*WHAT THE EXERCISE ASKS*. From the entries provided below, copy each line that contains the word "structure".

————————

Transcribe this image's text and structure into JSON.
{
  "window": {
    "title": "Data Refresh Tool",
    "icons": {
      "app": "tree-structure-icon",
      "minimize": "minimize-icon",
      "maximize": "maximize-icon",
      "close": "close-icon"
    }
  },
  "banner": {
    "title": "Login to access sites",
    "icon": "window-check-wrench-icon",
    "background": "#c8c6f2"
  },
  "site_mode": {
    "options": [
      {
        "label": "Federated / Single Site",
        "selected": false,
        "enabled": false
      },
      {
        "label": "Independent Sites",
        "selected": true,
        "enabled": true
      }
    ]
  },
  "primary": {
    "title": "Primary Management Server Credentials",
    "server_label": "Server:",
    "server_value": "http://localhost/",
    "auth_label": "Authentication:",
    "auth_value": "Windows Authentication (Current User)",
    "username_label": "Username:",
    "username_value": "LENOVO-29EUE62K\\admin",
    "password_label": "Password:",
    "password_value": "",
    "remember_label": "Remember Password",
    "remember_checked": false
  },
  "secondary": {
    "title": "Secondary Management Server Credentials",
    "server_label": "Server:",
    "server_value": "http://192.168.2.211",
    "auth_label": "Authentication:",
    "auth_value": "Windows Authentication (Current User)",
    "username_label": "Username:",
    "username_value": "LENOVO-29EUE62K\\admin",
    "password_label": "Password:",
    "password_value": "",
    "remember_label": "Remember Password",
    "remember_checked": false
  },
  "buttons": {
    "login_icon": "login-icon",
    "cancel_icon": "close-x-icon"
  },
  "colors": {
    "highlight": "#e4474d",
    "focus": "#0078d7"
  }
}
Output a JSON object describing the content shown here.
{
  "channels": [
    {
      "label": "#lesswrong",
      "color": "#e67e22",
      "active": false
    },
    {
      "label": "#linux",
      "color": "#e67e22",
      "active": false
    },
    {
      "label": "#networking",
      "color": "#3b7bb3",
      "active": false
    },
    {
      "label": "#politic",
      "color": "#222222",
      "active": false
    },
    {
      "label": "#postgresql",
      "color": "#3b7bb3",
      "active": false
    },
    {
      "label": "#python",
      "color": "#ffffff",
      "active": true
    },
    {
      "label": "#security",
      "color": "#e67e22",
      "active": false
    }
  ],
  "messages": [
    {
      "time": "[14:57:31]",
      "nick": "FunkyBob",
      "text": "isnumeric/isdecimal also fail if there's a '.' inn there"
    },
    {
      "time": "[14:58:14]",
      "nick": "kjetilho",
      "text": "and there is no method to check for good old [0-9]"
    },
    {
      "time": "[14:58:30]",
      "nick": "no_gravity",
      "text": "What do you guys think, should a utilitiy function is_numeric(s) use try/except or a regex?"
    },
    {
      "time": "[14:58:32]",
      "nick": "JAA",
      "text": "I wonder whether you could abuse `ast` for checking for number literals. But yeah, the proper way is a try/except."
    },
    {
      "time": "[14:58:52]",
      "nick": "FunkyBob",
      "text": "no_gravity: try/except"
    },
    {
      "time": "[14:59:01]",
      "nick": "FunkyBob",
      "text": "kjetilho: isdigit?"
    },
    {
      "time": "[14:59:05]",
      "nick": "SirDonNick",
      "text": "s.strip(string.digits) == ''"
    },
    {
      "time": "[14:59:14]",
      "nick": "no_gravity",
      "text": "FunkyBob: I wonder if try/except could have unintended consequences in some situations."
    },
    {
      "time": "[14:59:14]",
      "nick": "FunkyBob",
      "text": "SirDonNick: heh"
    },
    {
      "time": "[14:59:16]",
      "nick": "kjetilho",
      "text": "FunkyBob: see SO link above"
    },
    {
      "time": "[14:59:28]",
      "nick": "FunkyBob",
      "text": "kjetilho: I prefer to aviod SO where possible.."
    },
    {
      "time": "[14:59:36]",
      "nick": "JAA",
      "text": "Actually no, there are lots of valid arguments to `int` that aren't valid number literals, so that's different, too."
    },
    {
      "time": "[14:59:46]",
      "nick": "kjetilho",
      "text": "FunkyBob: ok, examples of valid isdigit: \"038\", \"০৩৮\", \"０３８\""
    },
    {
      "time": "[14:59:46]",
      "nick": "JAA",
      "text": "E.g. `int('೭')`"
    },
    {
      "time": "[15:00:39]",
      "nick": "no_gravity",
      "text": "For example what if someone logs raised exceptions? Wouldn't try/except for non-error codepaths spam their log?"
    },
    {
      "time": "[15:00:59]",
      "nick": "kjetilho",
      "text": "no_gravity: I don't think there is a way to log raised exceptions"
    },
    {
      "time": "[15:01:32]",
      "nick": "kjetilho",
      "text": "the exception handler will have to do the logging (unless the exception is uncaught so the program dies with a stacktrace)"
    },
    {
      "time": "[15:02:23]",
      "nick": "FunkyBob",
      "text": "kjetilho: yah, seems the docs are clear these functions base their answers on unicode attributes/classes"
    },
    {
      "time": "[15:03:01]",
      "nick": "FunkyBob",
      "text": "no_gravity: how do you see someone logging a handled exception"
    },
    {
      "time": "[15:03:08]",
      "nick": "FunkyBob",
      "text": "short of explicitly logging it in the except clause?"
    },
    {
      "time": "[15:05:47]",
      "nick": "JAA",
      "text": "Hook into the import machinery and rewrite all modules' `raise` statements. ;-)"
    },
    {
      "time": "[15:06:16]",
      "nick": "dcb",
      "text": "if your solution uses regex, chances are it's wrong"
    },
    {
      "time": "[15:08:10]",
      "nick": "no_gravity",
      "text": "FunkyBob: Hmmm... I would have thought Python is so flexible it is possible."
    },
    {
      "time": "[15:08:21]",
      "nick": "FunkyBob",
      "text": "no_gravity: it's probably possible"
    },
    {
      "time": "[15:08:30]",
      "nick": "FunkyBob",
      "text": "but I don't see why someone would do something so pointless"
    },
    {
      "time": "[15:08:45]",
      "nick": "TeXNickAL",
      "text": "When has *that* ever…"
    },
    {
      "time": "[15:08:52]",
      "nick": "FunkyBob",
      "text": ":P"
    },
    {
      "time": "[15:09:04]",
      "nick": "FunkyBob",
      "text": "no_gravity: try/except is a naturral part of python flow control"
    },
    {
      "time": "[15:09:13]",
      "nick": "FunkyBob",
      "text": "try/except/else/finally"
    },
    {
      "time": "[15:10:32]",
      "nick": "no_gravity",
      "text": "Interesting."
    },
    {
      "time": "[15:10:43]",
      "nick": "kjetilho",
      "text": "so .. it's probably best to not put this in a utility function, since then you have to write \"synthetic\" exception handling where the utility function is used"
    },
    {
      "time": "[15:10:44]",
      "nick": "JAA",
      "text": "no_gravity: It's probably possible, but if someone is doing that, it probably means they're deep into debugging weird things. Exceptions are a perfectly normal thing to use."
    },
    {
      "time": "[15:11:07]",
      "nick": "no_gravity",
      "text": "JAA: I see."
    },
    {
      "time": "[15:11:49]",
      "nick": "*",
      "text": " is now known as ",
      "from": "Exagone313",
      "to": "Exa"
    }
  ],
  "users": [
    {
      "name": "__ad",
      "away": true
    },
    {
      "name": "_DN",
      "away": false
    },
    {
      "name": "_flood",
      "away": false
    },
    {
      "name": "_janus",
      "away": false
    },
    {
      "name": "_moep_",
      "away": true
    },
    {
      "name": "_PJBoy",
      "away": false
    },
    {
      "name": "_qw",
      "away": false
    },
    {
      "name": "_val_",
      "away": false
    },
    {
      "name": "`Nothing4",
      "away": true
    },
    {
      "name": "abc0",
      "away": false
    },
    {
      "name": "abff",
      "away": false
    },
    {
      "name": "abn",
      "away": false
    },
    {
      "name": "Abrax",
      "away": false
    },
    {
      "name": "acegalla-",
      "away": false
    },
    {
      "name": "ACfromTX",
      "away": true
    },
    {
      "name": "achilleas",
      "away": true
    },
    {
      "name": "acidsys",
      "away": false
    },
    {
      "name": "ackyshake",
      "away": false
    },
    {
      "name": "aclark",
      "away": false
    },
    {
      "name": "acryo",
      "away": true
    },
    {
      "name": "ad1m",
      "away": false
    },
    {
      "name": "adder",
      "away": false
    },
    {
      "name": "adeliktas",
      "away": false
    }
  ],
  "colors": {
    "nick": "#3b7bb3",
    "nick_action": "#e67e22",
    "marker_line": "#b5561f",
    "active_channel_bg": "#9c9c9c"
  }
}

————————

*SOLUTION*.
Transcribe this image's text and structure into JSON.
      "app": "tree-structure-icon",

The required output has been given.